*Exercise instructions:* Would you go through the records below and copy each line with the string "this"?

┌─ Data to use

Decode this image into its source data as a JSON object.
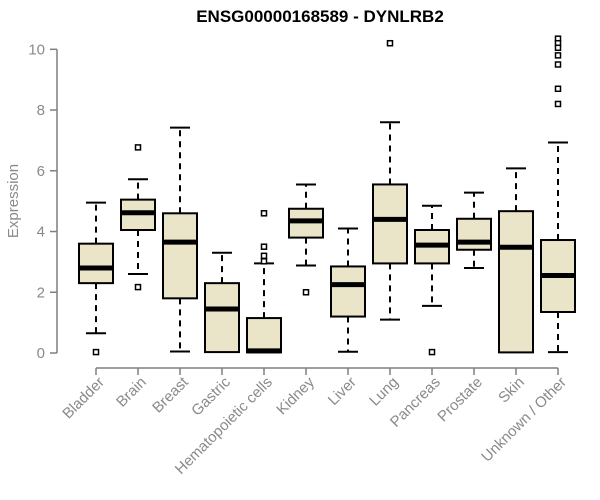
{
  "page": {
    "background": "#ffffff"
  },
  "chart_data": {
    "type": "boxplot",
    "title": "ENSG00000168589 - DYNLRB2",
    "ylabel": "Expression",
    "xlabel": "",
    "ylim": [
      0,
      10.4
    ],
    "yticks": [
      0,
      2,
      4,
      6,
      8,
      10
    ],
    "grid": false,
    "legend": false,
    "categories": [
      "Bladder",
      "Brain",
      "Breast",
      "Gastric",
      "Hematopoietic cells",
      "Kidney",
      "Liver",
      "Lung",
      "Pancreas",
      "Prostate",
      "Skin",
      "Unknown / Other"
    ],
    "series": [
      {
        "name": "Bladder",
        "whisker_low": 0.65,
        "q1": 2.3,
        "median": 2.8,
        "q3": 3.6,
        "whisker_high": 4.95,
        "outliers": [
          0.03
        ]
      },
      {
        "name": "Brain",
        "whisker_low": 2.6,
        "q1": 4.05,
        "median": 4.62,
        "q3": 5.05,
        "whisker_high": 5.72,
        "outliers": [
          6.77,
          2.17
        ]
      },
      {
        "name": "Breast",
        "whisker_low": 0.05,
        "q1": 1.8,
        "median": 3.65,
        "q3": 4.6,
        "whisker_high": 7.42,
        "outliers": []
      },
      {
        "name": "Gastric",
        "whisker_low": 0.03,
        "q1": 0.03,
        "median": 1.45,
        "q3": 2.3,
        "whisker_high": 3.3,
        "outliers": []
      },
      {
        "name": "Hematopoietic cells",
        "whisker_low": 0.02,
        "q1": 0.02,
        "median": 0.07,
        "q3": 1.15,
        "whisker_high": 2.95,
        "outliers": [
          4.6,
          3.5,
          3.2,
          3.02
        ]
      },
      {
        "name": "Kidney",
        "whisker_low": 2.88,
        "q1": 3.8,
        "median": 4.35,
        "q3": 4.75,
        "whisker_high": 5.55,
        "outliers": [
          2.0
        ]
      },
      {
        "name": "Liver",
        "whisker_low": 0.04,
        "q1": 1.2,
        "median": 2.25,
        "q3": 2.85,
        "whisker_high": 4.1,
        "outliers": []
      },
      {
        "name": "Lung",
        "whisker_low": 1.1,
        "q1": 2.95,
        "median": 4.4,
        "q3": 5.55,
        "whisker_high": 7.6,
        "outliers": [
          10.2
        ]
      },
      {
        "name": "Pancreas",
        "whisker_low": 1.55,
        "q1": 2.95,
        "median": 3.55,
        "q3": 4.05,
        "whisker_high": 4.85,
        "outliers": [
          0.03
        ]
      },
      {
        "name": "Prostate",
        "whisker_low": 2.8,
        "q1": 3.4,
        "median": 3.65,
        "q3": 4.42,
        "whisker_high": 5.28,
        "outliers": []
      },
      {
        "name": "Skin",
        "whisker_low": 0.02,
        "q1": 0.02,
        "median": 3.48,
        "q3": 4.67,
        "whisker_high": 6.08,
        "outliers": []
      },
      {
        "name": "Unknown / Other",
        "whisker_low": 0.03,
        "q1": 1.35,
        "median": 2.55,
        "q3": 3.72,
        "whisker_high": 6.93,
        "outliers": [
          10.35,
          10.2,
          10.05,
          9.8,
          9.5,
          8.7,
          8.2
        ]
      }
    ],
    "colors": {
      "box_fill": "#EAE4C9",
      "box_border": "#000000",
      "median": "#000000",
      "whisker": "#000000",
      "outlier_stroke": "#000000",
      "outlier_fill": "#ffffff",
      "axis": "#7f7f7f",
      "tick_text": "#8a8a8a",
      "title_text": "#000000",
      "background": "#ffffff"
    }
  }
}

└─
┌─ Data to use

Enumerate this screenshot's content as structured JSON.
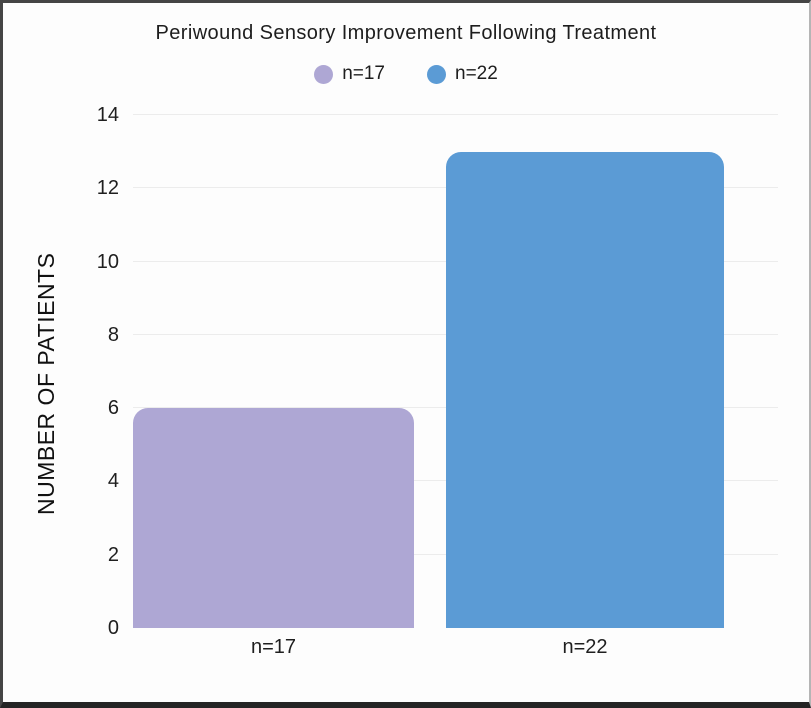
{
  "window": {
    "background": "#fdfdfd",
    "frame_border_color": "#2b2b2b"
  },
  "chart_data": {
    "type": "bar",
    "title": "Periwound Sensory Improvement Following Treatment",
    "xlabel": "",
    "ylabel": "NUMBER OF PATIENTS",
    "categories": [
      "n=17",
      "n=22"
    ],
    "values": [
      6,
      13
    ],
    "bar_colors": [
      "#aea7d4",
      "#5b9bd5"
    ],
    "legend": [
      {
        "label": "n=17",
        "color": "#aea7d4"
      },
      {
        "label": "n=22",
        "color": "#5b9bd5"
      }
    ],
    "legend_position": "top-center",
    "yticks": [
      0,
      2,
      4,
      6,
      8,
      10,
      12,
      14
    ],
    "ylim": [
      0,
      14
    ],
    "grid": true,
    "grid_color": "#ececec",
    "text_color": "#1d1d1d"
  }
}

└─

*Expected answer:*
Decode this image into its source data as a JSON object.
Enumerate this screenshot's content as structured JSON.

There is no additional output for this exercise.